==== SOURCE RECORDS ====

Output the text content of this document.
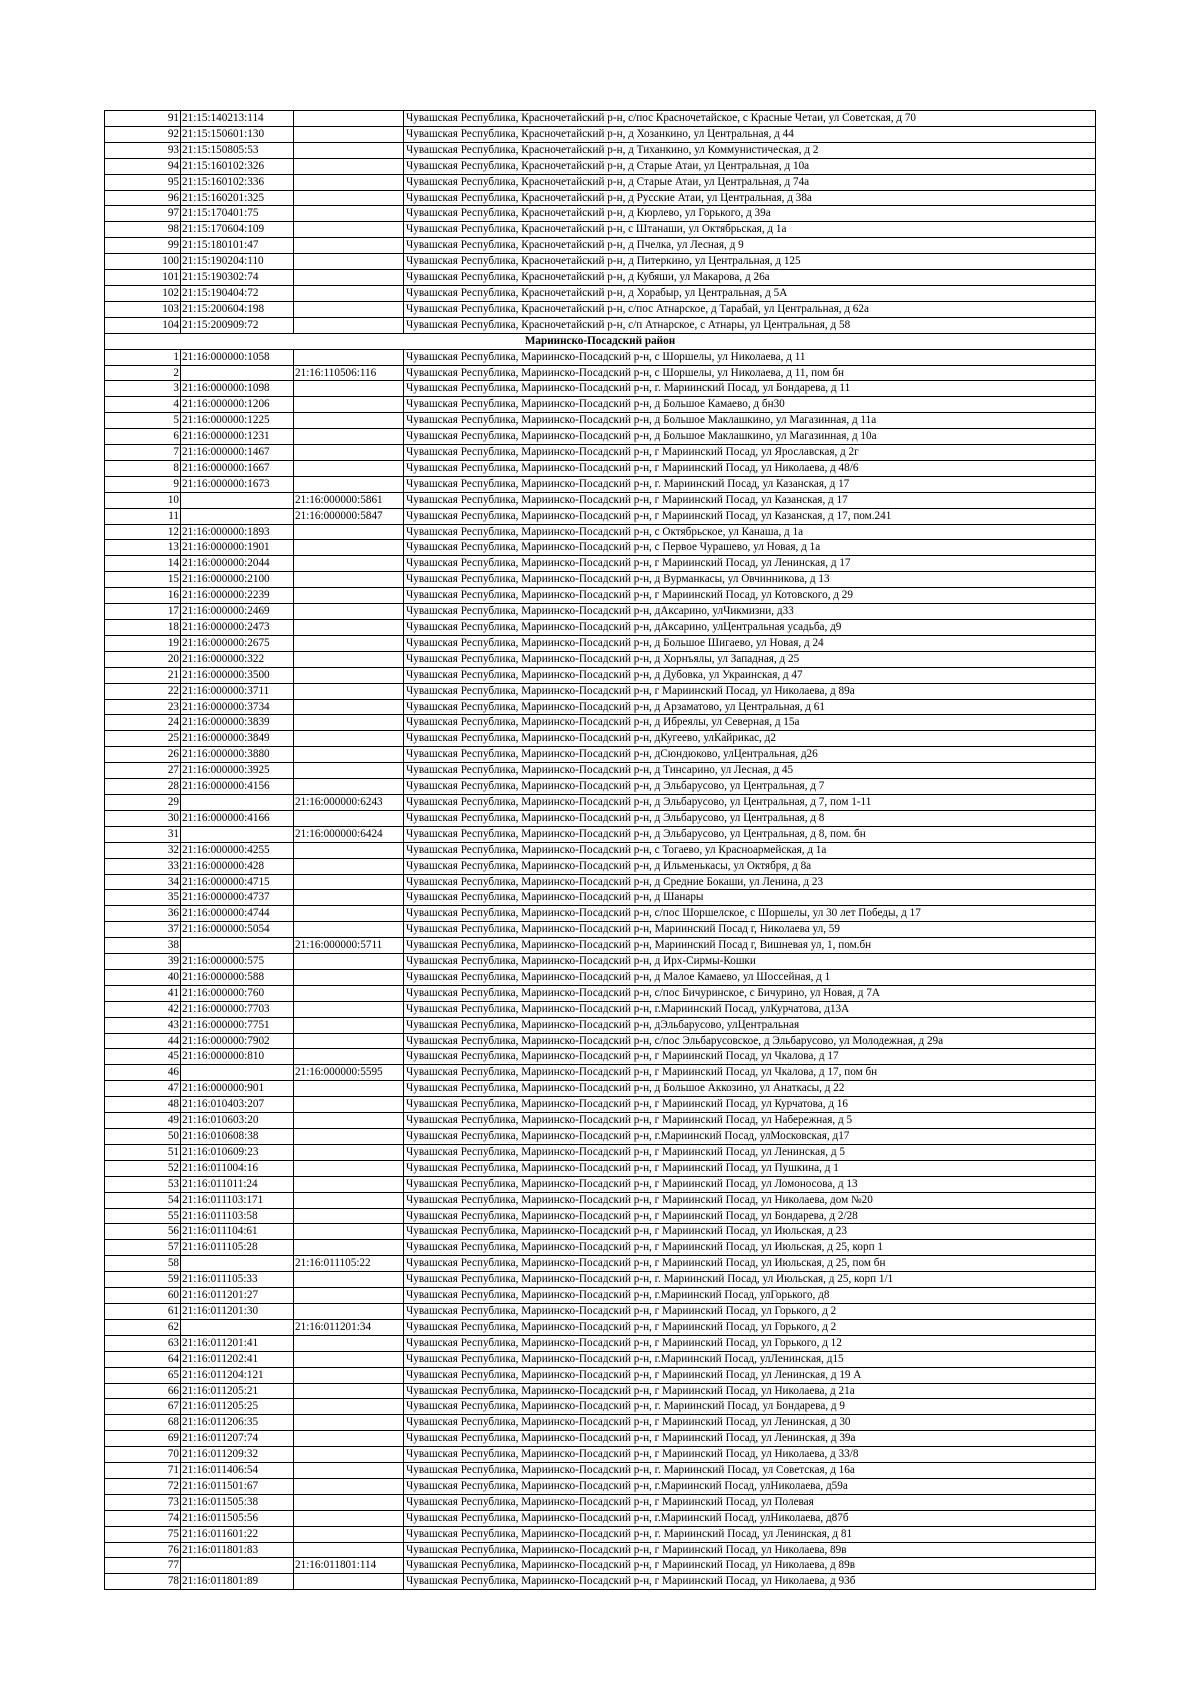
91	21:15:140213:114		Чувашская Республика, Красночетайский р-н, с/пос Красночетайское, с Красные Четаи, ул Советская, д 70
92	21:15:150601:130		Чувашская Республика, Красночетайский р-н, д Хозанкино, ул Центральная, д 44
93	21:15:150805:53		Чувашская Республика, Красночетайский р-н, д Тиханкино, ул Коммунистическая, д 2
94	21:15:160102:326		Чувашская Республика, Красночетайский р-н, д Старые Атаи, ул Центральная, д 10а
95	21:15:160102:336		Чувашская Республика, Красночетайский р-н, д Старые Атаи, ул Центральная, д 74а
96	21:15:160201:325		Чувашская Республика, Красночетайский р-н, д Русские Атаи, ул Центральная, д 38а
97	21:15:170401:75		Чувашская Республика, Красночетайский р-н, д Кюрлево, ул Горького, д 39а
98	21:15:170604:109		Чувашская Республика, Красночетайский р-н, с Штанаши, ул Октябрьская, д 1а
99	21:15:180101:47		Чувашская Республика, Красночетайский р-н, д Пчелка, ул Лесная, д 9
100	21:15:190204:110		Чувашская Республика, Красночетайский р-н, д Питеркино, ул Центральная, д 125
101	21:15:190302:74		Чувашская Республика, Красночетайский р-н, д Кубяши, ул Макарова, д 26а
102	21:15:190404:72		Чувашская Республика, Красночетайский р-н, д Хорабыр, ул Центральная, д 5А
103	21:15:200604:198		Чувашская Республика, Красночетайский р-н, с/пос Атнарское, д Тарабай, ул Центральная, д 62а
104	21:15:200909:72		Чувашская Республика, Красночетайский р-н, с/п Атнарское, с Атнары, ул Центральная, д 58
Мариинско-Посадский район			
1	21:16:000000:1058		Чувашская Республика, Мариинско-Посадский р-н, с Шоршелы, ул Николаева, д 11
2		21:16:110506:116	Чувашская Республика, Мариинско-Посадский р-н, с Шоршелы, ул Николаева, д 11, пом бн
3	21:16:000000:1098		Чувашская Республика, Мариинско-Посадский р-н, г. Мариинский Посад, ул Бондарева, д 11
4	21:16:000000:1206		Чувашская Республика, Мариинско-Посадский р-н, д Большое Камаево, д бн30
5	21:16:000000:1225		Чувашская Республика, Мариинско-Посадский р-н, д Большое Маклашкино, ул Магазинная, д 11а
6	21:16:000000:1231		Чувашская Республика, Мариинско-Посадский р-н, д Большое Маклашкино, ул Магазинная, д 10а
7	21:16:000000:1467		Чувашская Республика, Мариинско-Посадский р-н, г Мариинский Посад, ул Ярославская, д 2г
8	21:16:000000:1667		Чувашская Республика, Мариинско-Посадский р-н, г Мариинский Посад, ул Николаева, д 48/6
9	21:16:000000:1673		Чувашская Республика, Мариинско-Посадский р-н, г. Мариинский Посад, ул Казанская, д 17
10		21:16:000000:5861	Чувашская Республика, Мариинско-Посадский р-н, г Мариинский Посад, ул Казанская, д 17
11		21:16:000000:5847	Чувашская Республика, Мариинско-Посадский р-н, г Мариинский Посад, ул Казанская, д 17, пом.241
12	21:16:000000:1893		Чувашская Республика, Мариинско-Посадский р-н, с Октябрьское, ул Канаша, д 1а
13	21:16:000000:1901		Чувашская Республика, Мариинско-Посадский р-н, с Первое Чурашево, ул Новая, д 1а
14	21:16:000000:2044		Чувашская Республика, Мариинско-Посадский р-н, г Мариинский Посад, ул Ленинская, д 17
15	21:16:000000:2100		Чувашская Республика, Мариинско-Посадский р-н, д Вурманкасы, ул Овчинникова, д 13
16	21:16:000000:2239		Чувашская Республика, Мариинско-Посадский р-н, г Мариинский Посад, ул Котовского, д 29
17	21:16:000000:2469		Чувашская Республика, Мариинско-Посадский р-н, дАксарино, улЧикмизни, д33
18	21:16:000000:2473		Чувашская Республика, Мариинско-Посадский р-н, дАксарино, улЦентральная усадьба, д9
19	21:16:000000:2675		Чувашская Республика, Мариинско-Посадский р-н, д Большое Шигаево, ул Новая, д 24
20	21:16:000000:322		Чувашская Республика, Мариинско-Посадский р-н, д Хорнъялы, ул Западная, д 25
21	21:16:000000:3500		Чувашская Республика, Мариинско-Посадский р-н, д Дубовка, ул Украинская, д 47
22	21:16:000000:3711		Чувашская Республика, Мариинско-Посадский р-н, г Мариинский Посад, ул Николаева, д 89а
23	21:16:000000:3734		Чувашская Республика, Мариинско-Посадский р-н, д Арзаматово, ул Центральная, д 61
24	21:16:000000:3839		Чувашская Республика, Мариинско-Посадский р-н, д Ибреялы, ул Северная, д 15а
25	21:16:000000:3849		Чувашская Республика, Мариинско-Посадский р-н, дКугеево, улКайрикас, д2
26	21:16:000000:3880		Чувашская Республика, Мариинско-Посадский р-н, дСюндюково, улЦентральная, д26
27	21:16:000000:3925		Чувашская Республика, Мариинско-Посадский р-н, д Тинсарино, ул Лесная, д 45
28	21:16:000000:4156		Чувашская Республика, Мариинско-Посадский р-н, д Эльбарусово, ул Центральная, д 7
29		21:16:000000:6243	Чувашская Республика, Мариинско-Посадский р-н, д Эльбарусово, ул Центральная, д 7, пом 1-11
30	21:16:000000:4166		Чувашская Республика, Мариинско-Посадский р-н, д Эльбарусово, ул Центральная, д 8
31		21:16:000000:6424	Чувашская Республика, Мариинско-Посадский р-н, д Эльбарусово, ул Центральная, д 8, пом. бн
32	21:16:000000:4255		Чувашская Республика, Мариинско-Посадский р-н, с Тогаево, ул Красноармейская, д 1а
33	21:16:000000:428		Чувашская Республика, Мариинско-Посадский р-н, д Ильменькасы, ул Октября, д 8а
34	21:16:000000:4715		Чувашская Республика, Мариинско-Посадский р-н, д Средние Бокаши, ул Ленина, д 23
35	21:16:000000:4737		Чувашская Республика, Мариинско-Посадский р-н, д Шанары
36	21:16:000000:4744		Чувашская Республика, Мариинско-Посадский р-н, с/пос Шоршелское, с Шоршелы, ул 30 лет Победы, д 17
37	21:16:000000:5054		Чувашская Республика, Мариинско-Посадский р-н, Мариинский Посад г, Николаева ул, 59
38		21:16:000000:5711	Чувашская Республика, Мариинско-Посадский р-н, Мариинский Посад г, Вишневая ул, 1, пом.бн
39	21:16:000000:575		Чувашская Республика, Мариинско-Посадский р-н, д Ирх-Сирмы-Кошки
40	21:16:000000:588		Чувашская Республика, Мариинско-Посадский р-н, д Малое Камаево, ул Шоссейная, д 1
41	21:16:000000:760		Чувашская Республика, Мариинско-Посадский р-н, с/пос Бичуринское, с Бичурино, ул Новая, д 7А
42	21:16:000000:7703		Чувашская Республика, Мариинско-Посадский р-н, г.Мариинский Посад, улКурчатова, д13А
43	21:16:000000:7751		Чувашская Республика, Мариинско-Посадский р-н, дЭльбарусово, улЦентральная
44	21:16:000000:7902		Чувашская Республика, Мариинско-Посадский р-н, с/пос Эльбарусовское, д Эльбарусово, ул Молодежная, д 29а
45	21:16:000000:810		Чувашская Республика, Мариинско-Посадский р-н, г Мариинский Посад, ул Чкалова, д 17
46		21:16:000000:5595	Чувашская Республика, Мариинско-Посадский р-н, г Мариинский Посад, ул Чкалова, д 17, пом бн
47	21:16:000000:901		Чувашская Республика, Мариинско-Посадский р-н, д Большое Аккозино, ул Анаткасы, д 22
48	21:16:010403:207		Чувашская Республика, Мариинско-Посадский р-н, г Мариинский Посад, ул Курчатова, д 16
49	21:16:010603:20		Чувашская Республика, Мариинско-Посадский р-н, г Мариинский Посад, ул Набережная, д 5
50	21:16:010608:38		Чувашская Республика, Мариинско-Посадский р-н, г.Мариинский Посад, улМосковская, д17
51	21:16:010609:23		Чувашская Республика, Мариинско-Посадский р-н, г Мариинский Посад, ул Ленинская, д 5
52	21:16:011004:16		Чувашская Республика, Мариинско-Посадский р-н, г Мариинский Посад, ул Пушкина, д 1
53	21:16:011011:24		Чувашская Республика, Мариинско-Посадский р-н, г Мариинский Посад, ул Ломоносова, д 13
54	21:16:011103:171		Чувашская Республика, Мариинско-Посадский р-н, г Мариинский Посад, ул Николаева, дом №20
55	21:16:011103:58		Чувашская Республика, Мариинско-Посадский р-н, г Мариинский Посад, ул Бондарева, д 2/28
56	21:16:011104:61		Чувашская Республика, Мариинско-Посадский р-н, г Мариинский Посад, ул Июльская, д 23
57	21:16:011105:28		Чувашская Республика, Мариинско-Посадский р-н, г Мариинский Посад, ул Июльская, д 25, корп 1
58		21:16:011105:22	Чувашская Республика, Мариинско-Посадский р-н, г Мариинский Посад, ул Июльская, д 25, пом бн
59	21:16:011105:33		Чувашская Республика, Мариинско-Посадский р-н, г. Мариинский Посад, ул Июльская, д 25, корп 1/1
60	21:16:011201:27		Чувашская Республика, Мариинско-Посадский р-н, г.Мариинский Посад, улГорького, д8
61	21:16:011201:30		Чувашская Республика, Мариинско-Посадский р-н, г Мариинский Посад, ул Горького, д 2
62		21:16:011201:34	Чувашская Республика, Мариинско-Посадский р-н, г Мариинский Посад, ул Горького, д 2
63	21:16:011201:41		Чувашская Республика, Мариинско-Посадский р-н, г Мариинский Посад, ул Горького, д 12
64	21:16:011202:41		Чувашская Республика, Мариинско-Посадский р-н, г.Мариинский Посад, улЛенинская, д15
65	21:16:011204:121		Чувашская Республика, Мариинско-Посадский р-н, г Мариинский Посад, ул Ленинская, д 19 А
66	21:16:011205:21		Чувашская Республика, Мариинско-Посадский р-н, г Мариинский Посад, ул Николаева, д 21а
67	21:16:011205:25		Чувашская Республика, Мариинско-Посадский р-н, г. Мариинский Посад, ул Бондарева, д 9
68	21:16:011206:35		Чувашская Республика, Мариинско-Посадский р-н, г Мариинский Посад, ул Ленинская, д 30
69	21:16:011207:74		Чувашская Республика, Мариинско-Посадский р-н, г Мариинский Посад, ул Ленинская, д 39а
70	21:16:011209:32		Чувашская Республика, Мариинско-Посадский р-н, г Мариинский Посад, ул Николаева, д 33/8
71	21:16:011406:54		Чувашская Республика, Мариинско-Посадский р-н, г. Мариинский Посад, ул Советская, д 16а
72	21:16:011501:67		Чувашская Республика, Мариинско-Посадский р-н, г.Мариинский Посад, улНиколаева, д59а
73	21:16:011505:38		Чувашская Республика, Мариинско-Посадский р-н, г Мариинский Посад, ул Полевая
74	21:16:011505:56		Чувашская Республика, Мариинско-Посадский р-н, г.Мариинский Посад, улНиколаева, д87б
75	21:16:011601:22		Чувашская Республика, Мариинско-Посадский р-н, г. Мариинский Посад, ул Ленинская, д 81
76	21:16:011801:83		Чувашская Республика, Мариинско-Посадский р-н, г Мариинский Посад, ул Николаева, 89в
77		21:16:011801:114	Чувашская Республика, Мариинско-Посадский р-н, г Мариинский Посад, ул Николаева, д 89в
78	21:16:011801:89		Чувашская Республика, Мариинско-Посадский р-н, г Мариинский Посад, ул Николаева, д 93б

====

* [PROMPT] From the listing above, pick out each line where the word "Новая" appears.

* [WRITTEN ANSWER]
13	21:16:000000:1901		Чувашская Республика, Мариинско-Посадский р-н, с Первое Чурашево, ул Новая, д 1а
19	21:16:000000:2675		Чувашская Республика, Мариинско-Посадский р-н, д Большое Шигаево, ул Новая, д 24
41	21:16:000000:760		Чувашская Республика, Мариинско-Посадский р-н, с/пос Бичуринское, с Бичурино, ул Новая, д 7А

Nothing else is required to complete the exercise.